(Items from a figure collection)
■ ■ ■
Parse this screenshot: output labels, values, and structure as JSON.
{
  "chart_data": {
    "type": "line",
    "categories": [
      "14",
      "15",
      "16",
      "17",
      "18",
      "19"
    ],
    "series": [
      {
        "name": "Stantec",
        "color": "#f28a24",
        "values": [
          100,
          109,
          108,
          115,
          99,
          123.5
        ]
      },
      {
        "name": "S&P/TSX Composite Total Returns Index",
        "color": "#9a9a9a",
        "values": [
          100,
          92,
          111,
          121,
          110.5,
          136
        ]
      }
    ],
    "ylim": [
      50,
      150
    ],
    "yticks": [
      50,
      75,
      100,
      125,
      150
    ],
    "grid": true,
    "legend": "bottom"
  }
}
■ ■ ■
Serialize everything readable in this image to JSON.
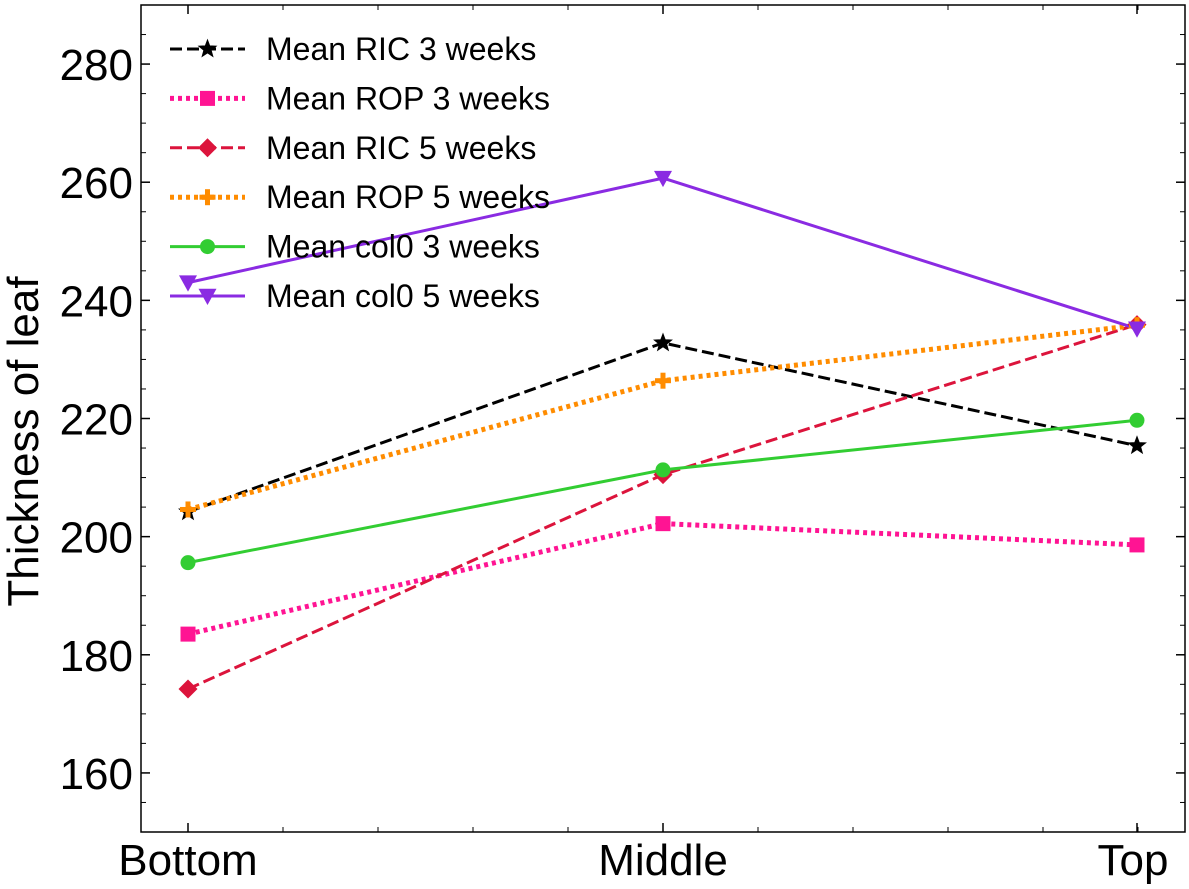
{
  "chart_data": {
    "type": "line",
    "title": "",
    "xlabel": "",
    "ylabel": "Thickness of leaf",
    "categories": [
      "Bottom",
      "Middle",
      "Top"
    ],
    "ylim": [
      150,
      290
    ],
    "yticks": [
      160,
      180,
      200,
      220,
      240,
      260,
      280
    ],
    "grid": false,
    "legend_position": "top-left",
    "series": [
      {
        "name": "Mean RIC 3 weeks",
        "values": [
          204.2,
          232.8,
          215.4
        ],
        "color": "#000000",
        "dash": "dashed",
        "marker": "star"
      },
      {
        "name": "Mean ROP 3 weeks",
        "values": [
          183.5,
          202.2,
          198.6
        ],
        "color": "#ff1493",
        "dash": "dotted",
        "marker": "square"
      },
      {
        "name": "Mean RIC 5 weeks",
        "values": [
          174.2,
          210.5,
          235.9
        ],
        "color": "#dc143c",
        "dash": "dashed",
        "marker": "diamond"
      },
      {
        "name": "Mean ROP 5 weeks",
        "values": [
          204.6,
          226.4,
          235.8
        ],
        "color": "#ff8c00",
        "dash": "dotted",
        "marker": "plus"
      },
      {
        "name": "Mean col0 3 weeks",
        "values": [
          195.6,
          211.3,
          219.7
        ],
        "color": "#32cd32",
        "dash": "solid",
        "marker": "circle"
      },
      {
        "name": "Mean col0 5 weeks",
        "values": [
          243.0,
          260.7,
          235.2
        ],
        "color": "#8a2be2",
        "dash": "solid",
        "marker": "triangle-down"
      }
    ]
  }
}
■ ■ ■
#### Task prompt:
Count the lines in the records above that contain the word "this", and give only the number.

#### Expected answer:
2